DIRECTION:
Turn the rows below into a Markdown table with two columns, Line No. and Line. Number each row and skip any blank lines.
:: EXCERPTED RECORDS
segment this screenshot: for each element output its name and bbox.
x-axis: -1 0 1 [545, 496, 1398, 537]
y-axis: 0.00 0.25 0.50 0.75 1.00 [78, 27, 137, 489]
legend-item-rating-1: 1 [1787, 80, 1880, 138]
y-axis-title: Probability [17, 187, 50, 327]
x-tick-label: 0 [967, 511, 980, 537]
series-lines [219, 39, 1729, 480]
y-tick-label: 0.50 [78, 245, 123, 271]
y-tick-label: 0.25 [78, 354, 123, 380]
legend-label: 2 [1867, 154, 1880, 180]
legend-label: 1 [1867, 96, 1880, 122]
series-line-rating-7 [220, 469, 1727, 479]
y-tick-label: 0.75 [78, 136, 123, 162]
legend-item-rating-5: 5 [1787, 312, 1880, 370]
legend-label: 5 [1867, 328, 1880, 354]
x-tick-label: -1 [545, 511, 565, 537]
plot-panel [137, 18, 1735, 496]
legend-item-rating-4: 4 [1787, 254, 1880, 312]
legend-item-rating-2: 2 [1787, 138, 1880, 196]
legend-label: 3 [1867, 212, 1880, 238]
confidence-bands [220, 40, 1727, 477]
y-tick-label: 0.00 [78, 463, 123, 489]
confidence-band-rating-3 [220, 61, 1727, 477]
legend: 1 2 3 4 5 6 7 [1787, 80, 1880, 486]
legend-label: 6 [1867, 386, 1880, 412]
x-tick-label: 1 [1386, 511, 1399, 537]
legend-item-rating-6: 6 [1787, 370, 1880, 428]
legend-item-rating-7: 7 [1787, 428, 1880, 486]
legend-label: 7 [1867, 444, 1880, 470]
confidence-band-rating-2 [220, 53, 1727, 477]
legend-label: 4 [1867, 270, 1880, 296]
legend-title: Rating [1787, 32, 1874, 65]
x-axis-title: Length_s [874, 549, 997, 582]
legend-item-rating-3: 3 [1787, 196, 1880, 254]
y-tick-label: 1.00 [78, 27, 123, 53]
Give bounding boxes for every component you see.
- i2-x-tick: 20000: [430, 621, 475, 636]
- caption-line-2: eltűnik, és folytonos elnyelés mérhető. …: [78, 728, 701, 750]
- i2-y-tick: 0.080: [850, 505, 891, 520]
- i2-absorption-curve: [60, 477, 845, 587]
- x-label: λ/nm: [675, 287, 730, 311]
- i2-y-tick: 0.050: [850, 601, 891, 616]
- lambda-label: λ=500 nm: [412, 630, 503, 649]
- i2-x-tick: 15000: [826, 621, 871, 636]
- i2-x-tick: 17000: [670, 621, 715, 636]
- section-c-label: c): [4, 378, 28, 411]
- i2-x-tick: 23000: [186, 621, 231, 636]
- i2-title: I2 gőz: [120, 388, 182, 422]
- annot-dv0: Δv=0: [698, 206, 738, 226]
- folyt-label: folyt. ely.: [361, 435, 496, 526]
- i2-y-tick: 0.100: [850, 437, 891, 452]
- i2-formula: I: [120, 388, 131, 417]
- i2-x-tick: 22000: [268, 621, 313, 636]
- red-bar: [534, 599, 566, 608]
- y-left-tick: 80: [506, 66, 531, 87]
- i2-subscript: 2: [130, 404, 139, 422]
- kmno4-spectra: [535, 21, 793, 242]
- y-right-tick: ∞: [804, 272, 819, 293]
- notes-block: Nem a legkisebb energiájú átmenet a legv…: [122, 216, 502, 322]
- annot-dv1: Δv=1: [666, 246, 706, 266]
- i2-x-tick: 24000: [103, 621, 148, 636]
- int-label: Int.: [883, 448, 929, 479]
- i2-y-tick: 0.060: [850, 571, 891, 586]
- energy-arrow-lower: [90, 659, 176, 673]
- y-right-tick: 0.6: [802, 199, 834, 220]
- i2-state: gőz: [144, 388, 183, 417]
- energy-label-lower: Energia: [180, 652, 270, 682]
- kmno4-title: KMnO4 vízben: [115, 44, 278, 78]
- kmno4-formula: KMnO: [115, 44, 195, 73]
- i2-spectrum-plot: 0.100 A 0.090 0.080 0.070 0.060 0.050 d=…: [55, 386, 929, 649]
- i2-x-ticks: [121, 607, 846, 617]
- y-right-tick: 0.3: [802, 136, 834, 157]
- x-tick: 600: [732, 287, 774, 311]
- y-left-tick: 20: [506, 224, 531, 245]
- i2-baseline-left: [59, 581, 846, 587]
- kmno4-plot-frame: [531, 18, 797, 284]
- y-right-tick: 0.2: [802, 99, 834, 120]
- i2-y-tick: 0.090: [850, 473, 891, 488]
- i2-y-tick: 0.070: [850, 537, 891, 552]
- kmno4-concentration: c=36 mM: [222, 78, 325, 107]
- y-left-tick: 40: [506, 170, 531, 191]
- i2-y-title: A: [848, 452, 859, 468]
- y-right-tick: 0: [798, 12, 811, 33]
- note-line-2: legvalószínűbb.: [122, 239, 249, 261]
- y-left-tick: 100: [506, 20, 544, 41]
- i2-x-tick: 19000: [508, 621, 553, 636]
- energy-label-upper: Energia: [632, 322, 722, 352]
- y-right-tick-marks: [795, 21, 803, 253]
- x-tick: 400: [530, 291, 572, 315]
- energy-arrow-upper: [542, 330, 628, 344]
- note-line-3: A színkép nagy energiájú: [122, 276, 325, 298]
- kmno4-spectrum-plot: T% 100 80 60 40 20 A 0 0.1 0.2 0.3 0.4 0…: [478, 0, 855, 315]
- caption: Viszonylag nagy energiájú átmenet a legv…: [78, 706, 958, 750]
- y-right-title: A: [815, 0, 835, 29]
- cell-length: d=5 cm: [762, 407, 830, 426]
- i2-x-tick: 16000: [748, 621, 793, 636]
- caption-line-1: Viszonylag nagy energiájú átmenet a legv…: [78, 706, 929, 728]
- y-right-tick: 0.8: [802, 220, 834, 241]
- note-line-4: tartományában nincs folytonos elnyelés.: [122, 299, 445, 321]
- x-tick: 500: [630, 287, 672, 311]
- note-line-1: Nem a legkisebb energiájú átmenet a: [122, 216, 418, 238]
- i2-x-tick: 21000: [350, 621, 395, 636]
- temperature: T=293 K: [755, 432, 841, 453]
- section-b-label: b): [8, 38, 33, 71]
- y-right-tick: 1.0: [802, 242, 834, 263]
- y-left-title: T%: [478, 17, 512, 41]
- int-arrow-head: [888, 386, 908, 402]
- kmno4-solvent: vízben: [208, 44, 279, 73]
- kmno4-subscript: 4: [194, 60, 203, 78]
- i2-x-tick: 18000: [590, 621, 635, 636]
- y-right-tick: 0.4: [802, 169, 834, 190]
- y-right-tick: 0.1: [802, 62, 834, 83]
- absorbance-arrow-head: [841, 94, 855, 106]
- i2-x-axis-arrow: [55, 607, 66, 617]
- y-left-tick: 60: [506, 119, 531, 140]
::::
CORRECT ANSWER:
| Line No. | Line |
|---|---|
| 1 | segment this screenshot: for each element output its name and bbox. |
| 2 | x-axis: -1 0 1 [545, 496, 1398, 537] |
| 3 | y-axis: 0.00 0.25 0.50 0.75 1.00 [78, 27, 137, 489] |
| 4 | legend-item-rating-1: 1 [1787, 80, 1880, 138] |
| 5 | y-axis-title: Probability [17, 187, 50, 327] |
| 6 | x-tick-label: 0 [967, 511, 980, 537] |
| 7 | series-lines [219, 39, 1729, 480] |
| 8 | y-tick-label: 0.50 [78, 245, 123, 271] |
| 9 | y-tick-label: 0.25 [78, 354, 123, 380] |
| 10 | legend-label: 2 [1867, 154, 1880, 180] |
| 11 | legend-label: 1 [1867, 96, 1880, 122] |
| 12 | series-line-rating-7 [220, 469, 1727, 479] |
| 13 | y-tick-label: 0.75 [78, 136, 123, 162] |
| 14 | legend-item-rating-5: 5 [1787, 312, 1880, 370] |
| 15 | legend-label: 5 [1867, 328, 1880, 354] |
| 16 | x-tick-label: -1 [545, 511, 565, 537] |
| 17 | plot-panel [137, 18, 1735, 496] |
| 18 | legend-item-rating-4: 4 [1787, 254, 1880, 312] |
| 19 | legend-item-rating-2: 2 [1787, 138, 1880, 196] |
| 20 | legend-label: 3 [1867, 212, 1880, 238] |
| 21 | confidence-bands [220, 40, 1727, 477] |
| 22 | y-tick-label: 0.00 [78, 463, 123, 489] |
| 23 | confidence-band-rating-3 [220, 61, 1727, 477] |
| 24 | legend: 1 2 3 4 5 6 7 [1787, 80, 1880, 486] |
| 25 | legend-label: 6 [1867, 386, 1880, 412] |
| 26 | x-tick-label: 1 [1386, 511, 1399, 537] |
| 27 | legend-item-rating-6: 6 [1787, 370, 1880, 428] |
| 28 | legend-item-rating-7: 7 [1787, 428, 1880, 486] |
| 29 | legend-label: 7 [1867, 444, 1880, 470] |
| 30 | confidence-band-rating-2 [220, 53, 1727, 477] |
| 31 | legend-label: 4 [1867, 270, 1880, 296] |
| 32 | legend-title: Rating [1787, 32, 1874, 65] |
| 33 | x-axis-title: Length_s [874, 549, 997, 582] |
| 34 | legend-item-rating-3: 3 [1787, 196, 1880, 254] |
| 35 | y-tick-label: 1.00 [78, 27, 123, 53] |
| 36 | Give bounding boxes for every component you see. |
| 37 | - i2-x-tick: 20000: [430, 621, 475, 636] |
| 38 | - caption-line-2: eltűnik, és folytonos elnyelés mérhető. …: [78, 728, 701, 750] |
| 39 | - i2-y-tick: 0.080: [850, 505, 891, 520] |
| 40 | - i2-absorption-curve: [60, 477, 845, 587] |
| 41 | - x-label: λ/nm: [675, 287, 730, 311] |
| 42 | - i2-y-tick: 0.050: [850, 601, 891, 616] |
| 43 | - lambda-label: λ=500 nm: [412, 630, 503, 649] |
| 44 | - i2-x-tick: 15000: [826, 621, 871, 636] |
| 45 | - i2-x-tick: 17000: [670, 621, 715, 636] |
| 46 | - section-c-label: c): [4, 378, 28, 411] |
| 47 | - i2-x-tick: 23000: [186, 621, 231, 636] |
| 48 | - i2-title: I2 gőz: [120, 388, 182, 422] |
| 49 | - annot-dv0: Δv=0: [698, 206, 738, 226] |
| 50 | - folyt-label: folyt. ely.: [361, 435, 496, 526] |
| 51 | - i2-y-tick: 0.100: [850, 437, 891, 452] |
| 52 | - i2-formula: I: [120, 388, 131, 417] |
| 53 | - i2-x-tick: 22000: [268, 621, 313, 636] |
| 54 | - red-bar: [534, 599, 566, 608] |
| 55 | - y-left-tick: 80: [506, 66, 531, 87] |
| 56 | - i2-subscript: 2: [130, 404, 139, 422] |
| 57 | - kmno4-spectra: [535, 21, 793, 242] |
| 58 | - y-right-tick: ∞: [804, 272, 819, 293] |
| 59 | - notes-block: Nem a legkisebb energiájú átmenet a legv…: [122, 216, 502, 322] |
| 60 | - annot-dv1: Δv=1: [666, 246, 706, 266] |
| 61 | - i2-x-tick: 24000: [103, 621, 148, 636] |
| 62 | - int-label: Int.: [883, 448, 929, 479] |
| 63 | - i2-y-tick: 0.060: [850, 571, 891, 586] |
| 64 | - energy-arrow-lower: [90, 659, 176, 673] |
| 65 | - y-right-tick: 0.6: [802, 199, 834, 220] |
| 66 | - i2-state: gőz: [144, 388, 183, 417] |
| 67 | - energy-label-lower: Energia: [180, 652, 270, 682] |
| 68 | - kmno4-title: KMnO4 vízben: [115, 44, 278, 78] |
| 69 | - kmno4-formula: KMnO: [115, 44, 195, 73] |
| 70 | - i2-spectrum-plot: 0.100 A 0.090 0.080 0.070 0.060 0.050 d=…: [55, 386, 929, 649] |
| 71 | - i2-x-ticks: [121, 607, 846, 617] |
| 72 | - y-right-tick: 0.3: [802, 136, 834, 157] |
| 73 | - x-tick: 600: [732, 287, 774, 311] |
| 74 | - y-left-tick: 20: [506, 224, 531, 245] |
| 75 | - i2-baseline-left: [59, 581, 846, 587] |
| 76 | - kmno4-plot-frame: [531, 18, 797, 284] |
| 77 | - y-right-tick: 0.2: [802, 99, 834, 120] |
| 78 | - i2-y-tick: 0.090: [850, 473, 891, 488] |
| 79 | - i2-y-tick: 0.070: [850, 537, 891, 552] |
| 80 | - kmno4-concentration: c=36 mM: [222, 78, 325, 107] |
| 81 | - y-left-tick: 40: [506, 170, 531, 191] |
| 82 | - i2-y-title: A: [848, 452, 859, 468] |
| 83 | - y-right-tick: 0: [798, 12, 811, 33] |
| 84 | - note-line-2: legvalószínűbb.: [122, 239, 249, 261] |
| 85 | - y-left-tick: 100: [506, 20, 544, 41] |
| 86 | - i2-x-tick: 19000: [508, 621, 553, 636] |
| 87 | - energy-label-upper: Energia: [632, 322, 722, 352] |
| 88 | - y-right-tick-marks: [795, 21, 803, 253] |
| 89 | - x-tick: 400: [530, 291, 572, 315] |
| 90 | - energy-arrow-upper: [542, 330, 628, 344] |
| 91 | - note-line-3: A színkép nagy energiájú: [122, 276, 325, 298] |
| 92 | - kmno4-spectrum-plot: T% 100 80 60 40 20 A 0 0.1 0.2 0.3 0.4 0…: [478, 0, 855, 315] |
| 93 | - caption: Viszonylag nagy energiájú átmenet a legv…: [78, 706, 958, 750] |
| 94 | - y-right-title: A: [815, 0, 835, 29] |
| 95 | - cell-length: d=5 cm: [762, 407, 830, 426] |
| 96 | - i2-x-tick: 16000: [748, 621, 793, 636] |
| 97 | - caption-line-1: Viszonylag nagy energiájú átmenet a legv…: [78, 706, 929, 728] |
| 98 | - y-right-tick: 0.8: [802, 220, 834, 241] |
| 99 | - note-line-4: tartományában nincs folytonos elnyelés.: [122, 299, 445, 321] |
| 100 | - x-tick: 500: [630, 287, 672, 311] |
| 101 | - note-line-1: Nem a legkisebb energiájú átmenet a: [122, 216, 418, 238] |
| 102 | - i2-x-tick: 21000: [350, 621, 395, 636] |
| 103 | - temperature: T=293 K: [755, 432, 841, 453] |
| 104 | - section-b-label: b): [8, 38, 33, 71] |
| 105 | - y-right-tick: 1.0: [802, 242, 834, 263] |
| 106 | - y-left-title: T%: [478, 17, 512, 41] |
| 107 | - int-arrow-head: [888, 386, 908, 402] |
| 108 | - kmno4-solvent: vízben: [208, 44, 279, 73] |
| 109 | - kmno4-subscript: 4: [194, 60, 203, 78] |
| 110 | - i2-x-tick: 18000: [590, 621, 635, 636] |
| 111 | - y-right-tick: 0.4: [802, 169, 834, 190] |
| 112 | - y-right-tick: 0.1: [802, 62, 834, 83] |
| 113 | - absorbance-arrow-head: [841, 94, 855, 106] |
| 114 | - i2-x-axis-arrow: [55, 607, 66, 617] |
| 115 | - y-left-tick: 60: [506, 119, 531, 140] |